## Exercise brief
From the listing that follows, extract every line and set it down unaltered.

A block of data
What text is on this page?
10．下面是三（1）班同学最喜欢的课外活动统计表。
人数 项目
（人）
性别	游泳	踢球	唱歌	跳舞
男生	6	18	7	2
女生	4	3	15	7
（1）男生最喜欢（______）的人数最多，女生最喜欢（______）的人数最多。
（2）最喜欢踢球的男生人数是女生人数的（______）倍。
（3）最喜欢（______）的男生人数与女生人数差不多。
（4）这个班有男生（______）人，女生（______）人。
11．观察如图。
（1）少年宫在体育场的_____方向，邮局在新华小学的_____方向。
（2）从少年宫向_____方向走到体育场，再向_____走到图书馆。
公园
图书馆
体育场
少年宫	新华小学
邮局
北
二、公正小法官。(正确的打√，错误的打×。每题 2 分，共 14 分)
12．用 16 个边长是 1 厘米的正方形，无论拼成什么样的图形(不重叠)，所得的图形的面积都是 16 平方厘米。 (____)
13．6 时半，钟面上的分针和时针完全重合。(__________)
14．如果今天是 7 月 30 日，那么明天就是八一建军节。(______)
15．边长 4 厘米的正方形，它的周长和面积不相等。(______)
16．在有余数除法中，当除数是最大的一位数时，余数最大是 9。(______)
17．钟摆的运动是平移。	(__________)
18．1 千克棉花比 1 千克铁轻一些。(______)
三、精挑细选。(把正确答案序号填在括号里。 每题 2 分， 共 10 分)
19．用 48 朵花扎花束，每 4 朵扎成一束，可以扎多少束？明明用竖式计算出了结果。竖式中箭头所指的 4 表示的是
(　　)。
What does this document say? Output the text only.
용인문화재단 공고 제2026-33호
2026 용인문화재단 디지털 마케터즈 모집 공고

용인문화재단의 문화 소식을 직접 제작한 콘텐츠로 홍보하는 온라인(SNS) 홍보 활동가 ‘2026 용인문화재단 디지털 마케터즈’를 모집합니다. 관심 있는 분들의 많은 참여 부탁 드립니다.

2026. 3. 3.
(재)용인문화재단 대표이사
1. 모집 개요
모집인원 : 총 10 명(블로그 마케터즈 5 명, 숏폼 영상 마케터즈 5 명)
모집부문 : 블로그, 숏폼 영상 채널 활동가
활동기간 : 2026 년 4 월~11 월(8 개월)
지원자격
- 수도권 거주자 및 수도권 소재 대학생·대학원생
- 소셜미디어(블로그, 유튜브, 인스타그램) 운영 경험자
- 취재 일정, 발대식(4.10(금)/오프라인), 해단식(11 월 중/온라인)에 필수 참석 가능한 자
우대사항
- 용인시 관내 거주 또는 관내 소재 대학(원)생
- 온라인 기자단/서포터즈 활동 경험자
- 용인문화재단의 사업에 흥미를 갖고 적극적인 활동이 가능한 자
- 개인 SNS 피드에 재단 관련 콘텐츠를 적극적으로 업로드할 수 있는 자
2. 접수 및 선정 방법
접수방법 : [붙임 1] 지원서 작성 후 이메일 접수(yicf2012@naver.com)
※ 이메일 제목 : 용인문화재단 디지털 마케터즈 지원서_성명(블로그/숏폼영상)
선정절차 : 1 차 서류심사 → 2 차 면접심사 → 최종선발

## Answer in full
What text is on this page?
10．下面是三（1）班同学最喜欢的课外活动统计表。
人数 项目
（人）
性别	游泳	踢球	唱歌	跳舞
男生	6	18	7	2
女生	4	3	15	7
（1）男生最喜欢（______）的人数最多，女生最喜欢（______）的人数最多。
（2）最喜欢踢球的男生人数是女生人数的（______）倍。
（3）最喜欢（______）的男生人数与女生人数差不多。
（4）这个班有男生（______）人，女生（______）人。
11．观察如图。
（1）少年宫在体育场的_____方向，邮局在新华小学的_____方向。
（2）从少年宫向_____方向走到体育场，再向_____走到图书馆。
公园
图书馆
体育场
少年宫	新华小学
邮局
北
二、公正小法官。(正确的打√，错误的打×。每题 2 分，共 14 分)
12．用 16 个边长是 1 厘米的正方形，无论拼成什么样的图形(不重叠)，所得的图形的面积都是 16 平方厘米。 (____)
13．6 时半，钟面上的分针和时针完全重合。(__________)
14．如果今天是 7 月 30 日，那么明天就是八一建军节。(______)
15．边长 4 厘米的正方形，它的周长和面积不相等。(______)
16．在有余数除法中，当除数是最大的一位数时，余数最大是 9。(______)
17．钟摆的运动是平移。	(__________)
18．1 千克棉花比 1 千克铁轻一些。(______)
三、精挑细选。(把正确答案序号填在括号里。 每题 2 分， 共 10 分)
19．用 48 朵花扎花束，每 4 朵扎成一束，可以扎多少束？明明用竖式计算出了结果。竖式中箭头所指的 4 表示的是
(　　)。
What does this document say? Output the text only.
용인문화재단 공고 제2026-33호
2026 용인문화재단 디지털 마케터즈 모집 공고

용인문화재단의 문화 소식을 직접 제작한 콘텐츠로 홍보하는 온라인(SNS) 홍보 활동가 ‘2026 용인문화재단 디지털 마케터즈’를 모집합니다. 관심 있는 분들의 많은 참여 부탁 드립니다.

2026. 3. 3.
(재)용인문화재단 대표이사
1. 모집 개요
모집인원 : 총 10 명(블로그 마케터즈 5 명, 숏폼 영상 마케터즈 5 명)
모집부문 : 블로그, 숏폼 영상 채널 활동가
활동기간 : 2026 년 4 월~11 월(8 개월)
지원자격
- 수도권 거주자 및 수도권 소재 대학생·대학원생
- 소셜미디어(블로그, 유튜브, 인스타그램) 운영 경험자
- 취재 일정, 발대식(4.10(금)/오프라인), 해단식(11 월 중/온라인)에 필수 참석 가능한 자
우대사항
- 용인시 관내 거주 또는 관내 소재 대학(원)생
- 온라인 기자단/서포터즈 활동 경험자
- 용인문화재단의 사업에 흥미를 갖고 적극적인 활동이 가능한 자
- 개인 SNS 피드에 재단 관련 콘텐츠를 적극적으로 업로드할 수 있는 자
2. 접수 및 선정 방법
접수방법 : [붙임 1] 지원서 작성 후 이메일 접수(yicf2012@naver.com)
※ 이메일 제목 : 용인문화재단 디지털 마케터즈 지원서_성명(블로그/숏폼영상)
선정절차 : 1 차 서류심사 → 2 차 면접심사 → 최종선발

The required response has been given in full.